◆ **TO BE DONE**: From the entries below, please gather each line containing the string "RYANODINE".

--- --- ---

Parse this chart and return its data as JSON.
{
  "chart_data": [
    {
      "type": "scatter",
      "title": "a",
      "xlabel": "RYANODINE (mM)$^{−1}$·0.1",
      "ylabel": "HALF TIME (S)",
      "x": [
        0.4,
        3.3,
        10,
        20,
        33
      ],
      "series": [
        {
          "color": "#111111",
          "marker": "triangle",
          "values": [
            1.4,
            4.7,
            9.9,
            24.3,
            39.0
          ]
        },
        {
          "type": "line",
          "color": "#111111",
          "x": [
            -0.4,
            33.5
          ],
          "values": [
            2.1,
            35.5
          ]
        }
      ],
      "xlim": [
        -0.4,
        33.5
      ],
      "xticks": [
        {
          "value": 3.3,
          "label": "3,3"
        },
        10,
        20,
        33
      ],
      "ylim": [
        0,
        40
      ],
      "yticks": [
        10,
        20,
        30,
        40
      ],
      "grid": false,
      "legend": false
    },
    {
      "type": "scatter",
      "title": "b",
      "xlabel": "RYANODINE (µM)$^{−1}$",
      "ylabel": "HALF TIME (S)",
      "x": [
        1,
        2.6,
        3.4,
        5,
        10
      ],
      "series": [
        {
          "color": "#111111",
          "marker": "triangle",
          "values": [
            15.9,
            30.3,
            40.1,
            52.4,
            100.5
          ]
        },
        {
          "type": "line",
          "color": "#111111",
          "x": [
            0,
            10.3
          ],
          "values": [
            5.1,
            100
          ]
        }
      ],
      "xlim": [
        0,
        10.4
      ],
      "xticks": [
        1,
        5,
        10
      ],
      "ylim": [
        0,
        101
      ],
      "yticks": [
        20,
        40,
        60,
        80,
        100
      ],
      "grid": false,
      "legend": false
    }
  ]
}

--- --- ---

◆ **EXERCISE ANSWER**:
      "xlabel": "RYANODINE (mM)$^{−1}$·0.1",
      "xlabel": "RYANODINE (µM)$^{−1}$",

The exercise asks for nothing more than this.